[Data entries]
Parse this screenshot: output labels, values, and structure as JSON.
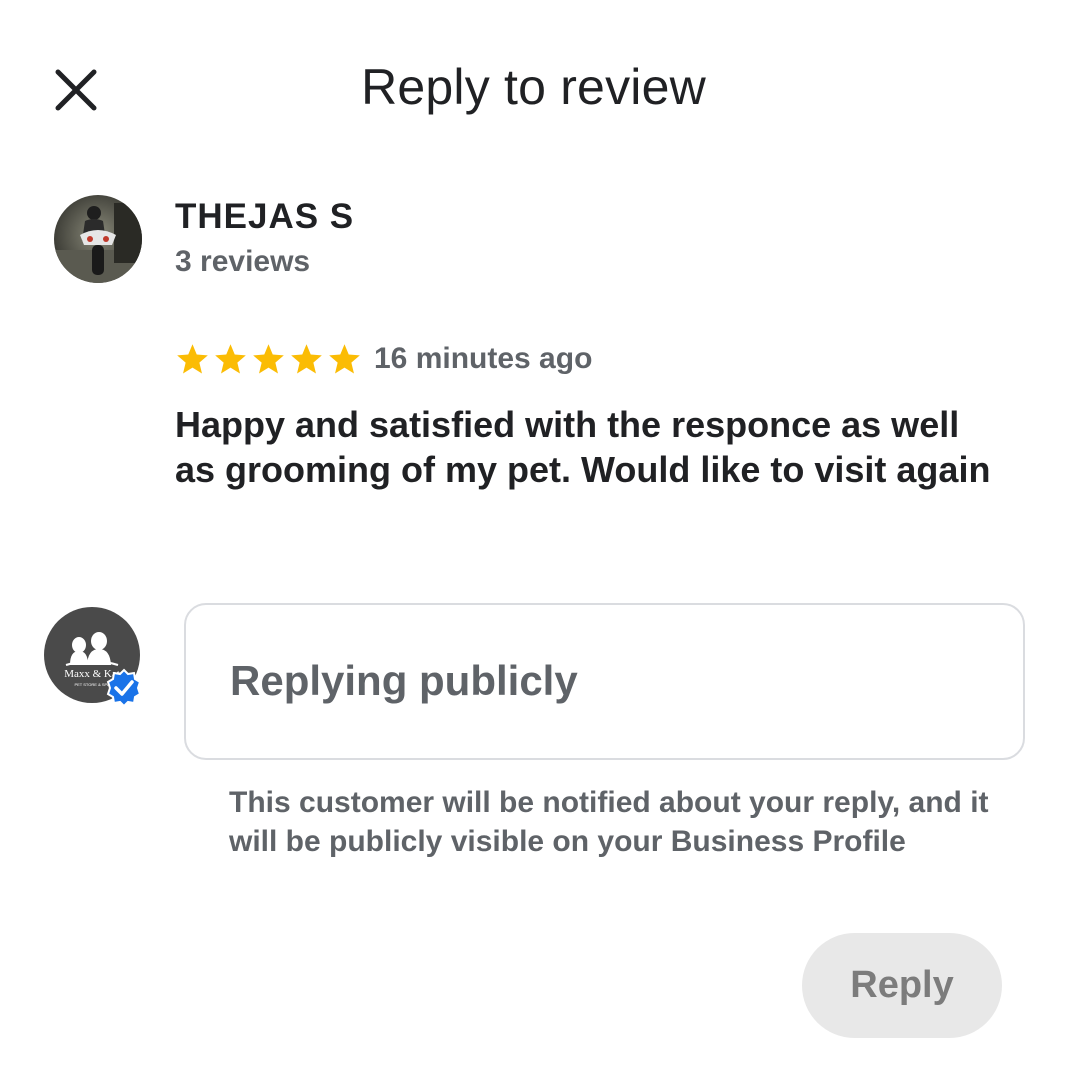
{
  "header": {
    "title": "Reply to review",
    "close_icon": "close-icon"
  },
  "review": {
    "reviewer_name": "THEJAS S",
    "reviewer_count": "3 reviews",
    "rating": 5,
    "star_color": "#fbbc04",
    "time": "16 minutes ago",
    "text": "Happy and satisfied with the responce as well as grooming of my pet. Would like to visit again"
  },
  "business": {
    "logo_text": "Maxx & Kat",
    "logo_subtext": "PET STORE & SPA",
    "verified_color": "#1a73e8"
  },
  "reply": {
    "placeholder": "Replying publicly",
    "value": "",
    "notice": "This customer will be notified about your reply, and it will be publicly visible on your Business Profile",
    "button_label": "Reply"
  }
}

> [Requirements] All of the records need repeating exactly, except for the pictures.

> [Task answer]
Parse this screenshot: output labels, values, and structure as JSON.
{
  "header": {
    "title": "Reply to review",
    "close_icon": "close-icon"
  },
  "review": {
    "reviewer_name": "THEJAS S",
    "reviewer_count": "3 reviews",
    "rating": 5,
    "star_color": "#fbbc04",
    "time": "16 minutes ago",
    "text": "Happy and satisfied with the responce as well as grooming of my pet. Would like to visit again"
  },
  "business": {
    "logo_text": "Maxx & Kat",
    "logo_subtext": "PET STORE & SPA",
    "verified_color": "#1a73e8"
  },
  "reply": {
    "placeholder": "Replying publicly",
    "value": "",
    "notice": "This customer will be notified about your reply, and it will be publicly visible on your Business Profile",
    "button_label": "Reply"
  }
}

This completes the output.